## [What you are asked to do]
Identify the lines holding "data" and copy them.

** Begin Entries **

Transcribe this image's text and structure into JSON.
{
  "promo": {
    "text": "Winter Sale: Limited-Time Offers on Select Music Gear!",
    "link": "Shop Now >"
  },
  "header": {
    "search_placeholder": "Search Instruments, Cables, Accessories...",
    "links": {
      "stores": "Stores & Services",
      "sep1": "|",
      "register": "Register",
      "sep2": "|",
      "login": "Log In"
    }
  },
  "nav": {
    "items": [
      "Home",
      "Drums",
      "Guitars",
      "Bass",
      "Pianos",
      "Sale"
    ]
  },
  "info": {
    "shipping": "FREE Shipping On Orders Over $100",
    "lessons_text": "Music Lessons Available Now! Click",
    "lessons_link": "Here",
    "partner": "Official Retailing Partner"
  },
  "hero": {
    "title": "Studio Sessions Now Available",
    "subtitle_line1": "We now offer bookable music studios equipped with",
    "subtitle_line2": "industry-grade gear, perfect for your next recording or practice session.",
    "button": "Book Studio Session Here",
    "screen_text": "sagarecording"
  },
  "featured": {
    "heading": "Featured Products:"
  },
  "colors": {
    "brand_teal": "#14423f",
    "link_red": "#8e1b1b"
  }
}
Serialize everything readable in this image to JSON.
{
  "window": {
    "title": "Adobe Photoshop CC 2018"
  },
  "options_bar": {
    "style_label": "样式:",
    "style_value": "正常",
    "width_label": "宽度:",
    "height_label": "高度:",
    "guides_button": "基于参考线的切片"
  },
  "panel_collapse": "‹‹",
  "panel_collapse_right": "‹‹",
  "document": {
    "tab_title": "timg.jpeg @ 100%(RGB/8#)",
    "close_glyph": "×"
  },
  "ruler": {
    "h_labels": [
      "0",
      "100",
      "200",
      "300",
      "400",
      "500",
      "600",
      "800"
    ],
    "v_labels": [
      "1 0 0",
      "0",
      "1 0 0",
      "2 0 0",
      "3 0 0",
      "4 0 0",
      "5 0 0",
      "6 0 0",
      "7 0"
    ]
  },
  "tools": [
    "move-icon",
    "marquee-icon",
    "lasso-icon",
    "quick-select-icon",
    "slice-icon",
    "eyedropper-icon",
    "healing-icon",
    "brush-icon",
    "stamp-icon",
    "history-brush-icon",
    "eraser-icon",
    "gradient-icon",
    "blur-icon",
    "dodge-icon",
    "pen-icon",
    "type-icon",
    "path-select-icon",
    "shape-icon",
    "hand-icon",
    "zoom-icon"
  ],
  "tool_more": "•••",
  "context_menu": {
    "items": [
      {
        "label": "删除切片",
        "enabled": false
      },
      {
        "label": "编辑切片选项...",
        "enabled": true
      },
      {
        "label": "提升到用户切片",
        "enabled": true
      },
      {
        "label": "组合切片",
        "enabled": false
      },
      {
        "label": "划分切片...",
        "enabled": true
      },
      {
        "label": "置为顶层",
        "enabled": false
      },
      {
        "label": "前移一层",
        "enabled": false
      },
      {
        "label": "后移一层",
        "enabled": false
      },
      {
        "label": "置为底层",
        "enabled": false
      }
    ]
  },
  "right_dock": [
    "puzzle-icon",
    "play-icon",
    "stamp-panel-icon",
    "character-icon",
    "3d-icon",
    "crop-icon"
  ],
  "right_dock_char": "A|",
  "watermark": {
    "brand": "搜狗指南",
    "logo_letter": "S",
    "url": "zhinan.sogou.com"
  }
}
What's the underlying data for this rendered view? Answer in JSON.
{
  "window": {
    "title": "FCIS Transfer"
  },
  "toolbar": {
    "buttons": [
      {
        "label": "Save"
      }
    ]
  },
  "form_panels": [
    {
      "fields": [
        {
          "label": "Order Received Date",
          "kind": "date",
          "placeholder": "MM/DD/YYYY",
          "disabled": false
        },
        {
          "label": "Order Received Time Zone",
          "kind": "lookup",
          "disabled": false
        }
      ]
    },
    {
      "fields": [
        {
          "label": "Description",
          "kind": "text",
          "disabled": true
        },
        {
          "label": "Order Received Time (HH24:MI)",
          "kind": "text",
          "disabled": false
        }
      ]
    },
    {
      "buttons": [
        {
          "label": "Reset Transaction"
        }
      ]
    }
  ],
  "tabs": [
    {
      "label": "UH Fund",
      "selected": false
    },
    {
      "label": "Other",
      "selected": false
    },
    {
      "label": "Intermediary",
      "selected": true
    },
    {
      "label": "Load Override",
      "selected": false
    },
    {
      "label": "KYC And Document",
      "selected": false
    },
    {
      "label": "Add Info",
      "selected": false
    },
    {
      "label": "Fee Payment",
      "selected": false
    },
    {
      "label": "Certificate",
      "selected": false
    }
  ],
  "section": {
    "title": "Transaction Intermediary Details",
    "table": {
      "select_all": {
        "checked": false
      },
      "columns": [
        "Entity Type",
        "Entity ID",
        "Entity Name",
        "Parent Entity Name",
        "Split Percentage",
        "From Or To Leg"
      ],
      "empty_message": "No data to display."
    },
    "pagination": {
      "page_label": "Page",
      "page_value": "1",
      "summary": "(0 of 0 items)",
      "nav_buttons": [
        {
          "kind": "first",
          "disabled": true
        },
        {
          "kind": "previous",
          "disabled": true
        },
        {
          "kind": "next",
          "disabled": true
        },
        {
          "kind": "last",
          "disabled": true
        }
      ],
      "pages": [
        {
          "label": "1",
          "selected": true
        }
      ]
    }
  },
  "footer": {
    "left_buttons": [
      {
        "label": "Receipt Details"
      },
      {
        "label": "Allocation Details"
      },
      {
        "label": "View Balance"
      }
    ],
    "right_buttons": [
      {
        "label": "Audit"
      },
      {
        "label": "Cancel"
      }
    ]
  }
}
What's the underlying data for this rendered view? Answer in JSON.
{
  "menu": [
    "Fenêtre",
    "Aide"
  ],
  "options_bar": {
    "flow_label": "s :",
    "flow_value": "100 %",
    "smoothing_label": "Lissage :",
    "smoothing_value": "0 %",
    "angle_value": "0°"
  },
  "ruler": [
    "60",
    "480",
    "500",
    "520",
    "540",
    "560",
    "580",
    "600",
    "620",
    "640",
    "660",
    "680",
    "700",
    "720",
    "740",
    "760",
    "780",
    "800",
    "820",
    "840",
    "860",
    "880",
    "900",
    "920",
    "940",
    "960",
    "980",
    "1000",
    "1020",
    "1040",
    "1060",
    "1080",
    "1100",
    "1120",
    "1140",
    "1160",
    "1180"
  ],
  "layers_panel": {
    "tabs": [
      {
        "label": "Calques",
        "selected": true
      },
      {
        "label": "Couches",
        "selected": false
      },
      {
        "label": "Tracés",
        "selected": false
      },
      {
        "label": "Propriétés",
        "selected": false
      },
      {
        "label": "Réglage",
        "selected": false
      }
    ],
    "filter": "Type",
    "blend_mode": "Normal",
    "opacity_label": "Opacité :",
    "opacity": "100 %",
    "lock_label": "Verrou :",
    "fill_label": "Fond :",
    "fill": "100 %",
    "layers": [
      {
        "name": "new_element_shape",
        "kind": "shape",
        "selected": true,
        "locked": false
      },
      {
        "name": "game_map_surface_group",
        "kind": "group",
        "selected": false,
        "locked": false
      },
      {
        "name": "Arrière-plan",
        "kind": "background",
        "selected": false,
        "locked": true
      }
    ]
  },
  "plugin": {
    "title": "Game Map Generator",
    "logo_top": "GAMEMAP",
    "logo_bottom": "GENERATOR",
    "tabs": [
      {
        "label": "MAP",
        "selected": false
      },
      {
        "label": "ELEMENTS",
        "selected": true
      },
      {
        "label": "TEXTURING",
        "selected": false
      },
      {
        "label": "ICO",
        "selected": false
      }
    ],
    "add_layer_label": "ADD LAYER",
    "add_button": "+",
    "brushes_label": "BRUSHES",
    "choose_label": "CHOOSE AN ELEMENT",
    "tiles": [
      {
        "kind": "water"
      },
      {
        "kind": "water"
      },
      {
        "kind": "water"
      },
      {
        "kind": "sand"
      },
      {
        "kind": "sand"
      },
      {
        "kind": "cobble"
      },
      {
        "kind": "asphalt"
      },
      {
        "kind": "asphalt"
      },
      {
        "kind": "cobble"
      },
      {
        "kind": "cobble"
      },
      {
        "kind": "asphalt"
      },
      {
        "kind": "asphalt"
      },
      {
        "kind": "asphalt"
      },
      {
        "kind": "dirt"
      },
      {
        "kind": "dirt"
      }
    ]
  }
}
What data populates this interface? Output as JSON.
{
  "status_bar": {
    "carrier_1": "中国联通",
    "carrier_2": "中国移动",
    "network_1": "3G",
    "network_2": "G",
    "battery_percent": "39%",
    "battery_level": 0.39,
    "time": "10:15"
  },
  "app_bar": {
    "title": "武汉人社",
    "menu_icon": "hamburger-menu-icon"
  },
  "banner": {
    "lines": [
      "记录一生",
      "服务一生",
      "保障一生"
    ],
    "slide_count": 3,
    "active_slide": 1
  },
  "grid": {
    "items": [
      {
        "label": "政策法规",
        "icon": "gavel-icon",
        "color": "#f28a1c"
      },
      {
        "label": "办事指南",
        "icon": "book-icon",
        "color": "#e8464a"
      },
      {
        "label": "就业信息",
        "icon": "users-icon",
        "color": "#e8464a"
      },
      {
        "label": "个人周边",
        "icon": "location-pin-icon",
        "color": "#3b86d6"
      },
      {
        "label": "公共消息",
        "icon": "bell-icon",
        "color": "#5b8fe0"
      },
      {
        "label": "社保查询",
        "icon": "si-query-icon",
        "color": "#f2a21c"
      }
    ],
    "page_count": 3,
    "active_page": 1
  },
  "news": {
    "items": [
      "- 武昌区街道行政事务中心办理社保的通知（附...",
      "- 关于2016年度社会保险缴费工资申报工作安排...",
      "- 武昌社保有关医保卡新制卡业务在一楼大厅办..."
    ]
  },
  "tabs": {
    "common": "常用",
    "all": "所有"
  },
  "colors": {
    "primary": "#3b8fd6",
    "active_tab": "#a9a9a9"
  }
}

** End Entries **

## [Solution to this exercise]
What's the underlying data for this rendered view? Answer in JSON.
      "empty_message": "No data to display."
What's the underlying data for this rendered view? Answer in JSON.
What data populates this interface? Output as JSON.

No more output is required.